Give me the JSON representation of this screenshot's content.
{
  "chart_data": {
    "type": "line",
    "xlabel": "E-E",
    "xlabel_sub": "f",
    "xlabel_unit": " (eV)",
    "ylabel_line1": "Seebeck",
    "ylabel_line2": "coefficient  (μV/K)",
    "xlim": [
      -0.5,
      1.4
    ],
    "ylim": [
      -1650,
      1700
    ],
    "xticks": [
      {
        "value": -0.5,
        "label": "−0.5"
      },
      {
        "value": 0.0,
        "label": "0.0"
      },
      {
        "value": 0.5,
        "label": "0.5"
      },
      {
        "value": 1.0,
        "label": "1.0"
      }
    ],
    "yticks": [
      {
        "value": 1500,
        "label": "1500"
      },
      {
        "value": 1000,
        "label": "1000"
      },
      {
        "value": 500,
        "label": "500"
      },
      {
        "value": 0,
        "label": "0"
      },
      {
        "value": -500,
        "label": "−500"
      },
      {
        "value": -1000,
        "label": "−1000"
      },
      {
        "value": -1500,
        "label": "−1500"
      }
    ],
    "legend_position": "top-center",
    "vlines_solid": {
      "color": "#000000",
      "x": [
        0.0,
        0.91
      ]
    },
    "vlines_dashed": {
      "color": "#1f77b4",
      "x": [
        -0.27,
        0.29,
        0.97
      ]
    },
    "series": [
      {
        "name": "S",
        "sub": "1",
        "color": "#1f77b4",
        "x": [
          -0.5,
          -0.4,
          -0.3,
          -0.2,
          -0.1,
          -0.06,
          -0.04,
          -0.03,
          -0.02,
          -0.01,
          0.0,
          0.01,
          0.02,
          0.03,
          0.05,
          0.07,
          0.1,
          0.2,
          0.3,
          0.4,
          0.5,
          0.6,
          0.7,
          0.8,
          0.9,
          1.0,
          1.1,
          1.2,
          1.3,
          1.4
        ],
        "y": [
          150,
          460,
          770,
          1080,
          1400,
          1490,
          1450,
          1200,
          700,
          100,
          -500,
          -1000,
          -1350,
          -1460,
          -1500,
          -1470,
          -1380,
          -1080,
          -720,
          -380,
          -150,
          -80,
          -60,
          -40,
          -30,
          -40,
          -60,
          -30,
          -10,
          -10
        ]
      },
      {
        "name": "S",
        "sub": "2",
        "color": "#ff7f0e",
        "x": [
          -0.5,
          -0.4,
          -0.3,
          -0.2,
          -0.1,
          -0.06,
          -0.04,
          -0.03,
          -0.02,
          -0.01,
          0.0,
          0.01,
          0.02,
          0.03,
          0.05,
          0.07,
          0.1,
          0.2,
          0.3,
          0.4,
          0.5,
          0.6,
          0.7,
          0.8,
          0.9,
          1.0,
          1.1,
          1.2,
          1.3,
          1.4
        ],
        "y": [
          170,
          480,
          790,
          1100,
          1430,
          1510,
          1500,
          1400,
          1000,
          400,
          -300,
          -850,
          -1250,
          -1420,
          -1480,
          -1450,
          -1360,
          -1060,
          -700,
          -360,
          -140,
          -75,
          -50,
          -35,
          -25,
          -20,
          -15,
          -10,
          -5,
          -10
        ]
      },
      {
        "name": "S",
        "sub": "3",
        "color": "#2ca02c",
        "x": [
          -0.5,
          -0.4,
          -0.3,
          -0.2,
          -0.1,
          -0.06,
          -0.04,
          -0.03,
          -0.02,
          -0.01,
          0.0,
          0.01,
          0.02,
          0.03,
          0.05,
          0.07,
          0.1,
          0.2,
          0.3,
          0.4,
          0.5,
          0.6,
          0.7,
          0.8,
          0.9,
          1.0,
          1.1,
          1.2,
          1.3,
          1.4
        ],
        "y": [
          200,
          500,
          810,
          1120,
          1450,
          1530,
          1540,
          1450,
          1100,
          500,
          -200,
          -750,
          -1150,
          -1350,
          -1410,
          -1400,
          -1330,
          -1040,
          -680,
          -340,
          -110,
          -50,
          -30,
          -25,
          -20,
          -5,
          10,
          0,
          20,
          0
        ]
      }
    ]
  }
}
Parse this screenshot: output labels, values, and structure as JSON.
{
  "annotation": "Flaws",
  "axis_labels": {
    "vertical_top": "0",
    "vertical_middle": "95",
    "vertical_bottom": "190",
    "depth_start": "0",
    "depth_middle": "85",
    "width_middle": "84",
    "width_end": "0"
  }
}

+===+

- _THE EXERCISE_: Reproduce the full listing exactly.

- _SOLUTION FOR THIS TASK_:
Give me the JSON representation of this screenshot's content.
{
  "chart_data": {
    "type": "line",
    "xlabel": "E-E",
    "xlabel_sub": "f",
    "xlabel_unit": " (eV)",
    "ylabel_line1": "Seebeck",
    "ylabel_line2": "coefficient  (μV/K)",
    "xlim": [
      -0.5,
      1.4
    ],
    "ylim": [
      -1650,
      1700
    ],
    "xticks": [
      {
        "value": -0.5,
        "label": "−0.5"
      },
      {
        "value": 0.0,
        "label": "0.0"
      },
      {
        "value": 0.5,
        "label": "0.5"
      },
      {
        "value": 1.0,
        "label": "1.0"
      }
    ],
    "yticks": [
      {
        "value": 1500,
        "label": "1500"
      },
      {
        "value": 1000,
        "label": "1000"
      },
      {
        "value": 500,
        "label": "500"
      },
      {
        "value": 0,
        "label": "0"
      },
      {
        "value": -500,
        "label": "−500"
      },
      {
        "value": -1000,
        "label": "−1000"
      },
      {
        "value": -1500,
        "label": "−1500"
      }
    ],
    "legend_position": "top-center",
    "vlines_solid": {
      "color": "#000000",
      "x": [
        0.0,
        0.91
      ]
    },
    "vlines_dashed": {
      "color": "#1f77b4",
      "x": [
        -0.27,
        0.29,
        0.97
      ]
    },
    "series": [
      {
        "name": "S",
        "sub": "1",
        "color": "#1f77b4",
        "x": [
          -0.5,
          -0.4,
          -0.3,
          -0.2,
          -0.1,
          -0.06,
          -0.04,
          -0.03,
          -0.02,
          -0.01,
          0.0,
          0.01,
          0.02,
          0.03,
          0.05,
          0.07,
          0.1,
          0.2,
          0.3,
          0.4,
          0.5,
          0.6,
          0.7,
          0.8,
          0.9,
          1.0,
          1.1,
          1.2,
          1.3,
          1.4
        ],
        "y": [
          150,
          460,
          770,
          1080,
          1400,
          1490,
          1450,
          1200,
          700,
          100,
          -500,
          -1000,
          -1350,
          -1460,
          -1500,
          -1470,
          -1380,
          -1080,
          -720,
          -380,
          -150,
          -80,
          -60,
          -40,
          -30,
          -40,
          -60,
          -30,
          -10,
          -10
        ]
      },
      {
        "name": "S",
        "sub": "2",
        "color": "#ff7f0e",
        "x": [
          -0.5,
          -0.4,
          -0.3,
          -0.2,
          -0.1,
          -0.06,
          -0.04,
          -0.03,
          -0.02,
          -0.01,
          0.0,
          0.01,
          0.02,
          0.03,
          0.05,
          0.07,
          0.1,
          0.2,
          0.3,
          0.4,
          0.5,
          0.6,
          0.7,
          0.8,
          0.9,
          1.0,
          1.1,
          1.2,
          1.3,
          1.4
        ],
        "y": [
          170,
          480,
          790,
          1100,
          1430,
          1510,
          1500,
          1400,
          1000,
          400,
          -300,
          -850,
          -1250,
          -1420,
          -1480,
          -1450,
          -1360,
          -1060,
          -700,
          -360,
          -140,
          -75,
          -50,
          -35,
          -25,
          -20,
          -15,
          -10,
          -5,
          -10
        ]
      },
      {
        "name": "S",
        "sub": "3",
        "color": "#2ca02c",
        "x": [
          -0.5,
          -0.4,
          -0.3,
          -0.2,
          -0.1,
          -0.06,
          -0.04,
          -0.03,
          -0.02,
          -0.01,
          0.0,
          0.01,
          0.02,
          0.03,
          0.05,
          0.07,
          0.1,
          0.2,
          0.3,
          0.4,
          0.5,
          0.6,
          0.7,
          0.8,
          0.9,
          1.0,
          1.1,
          1.2,
          1.3,
          1.4
        ],
        "y": [
          200,
          500,
          810,
          1120,
          1450,
          1530,
          1540,
          1450,
          1100,
          500,
          -200,
          -750,
          -1150,
          -1350,
          -1410,
          -1400,
          -1330,
          -1040,
          -680,
          -340,
          -110,
          -50,
          -30,
          -25,
          -20,
          -5,
          10,
          0,
          20,
          0
        ]
      }
    ]
  }
}
Parse this screenshot: output labels, values, and structure as JSON.
{
  "annotation": "Flaws",
  "axis_labels": {
    "vertical_top": "0",
    "vertical_middle": "95",
    "vertical_bottom": "190",
    "depth_start": "0",
    "depth_middle": "85",
    "width_middle": "84",
    "width_end": "0"
  }
}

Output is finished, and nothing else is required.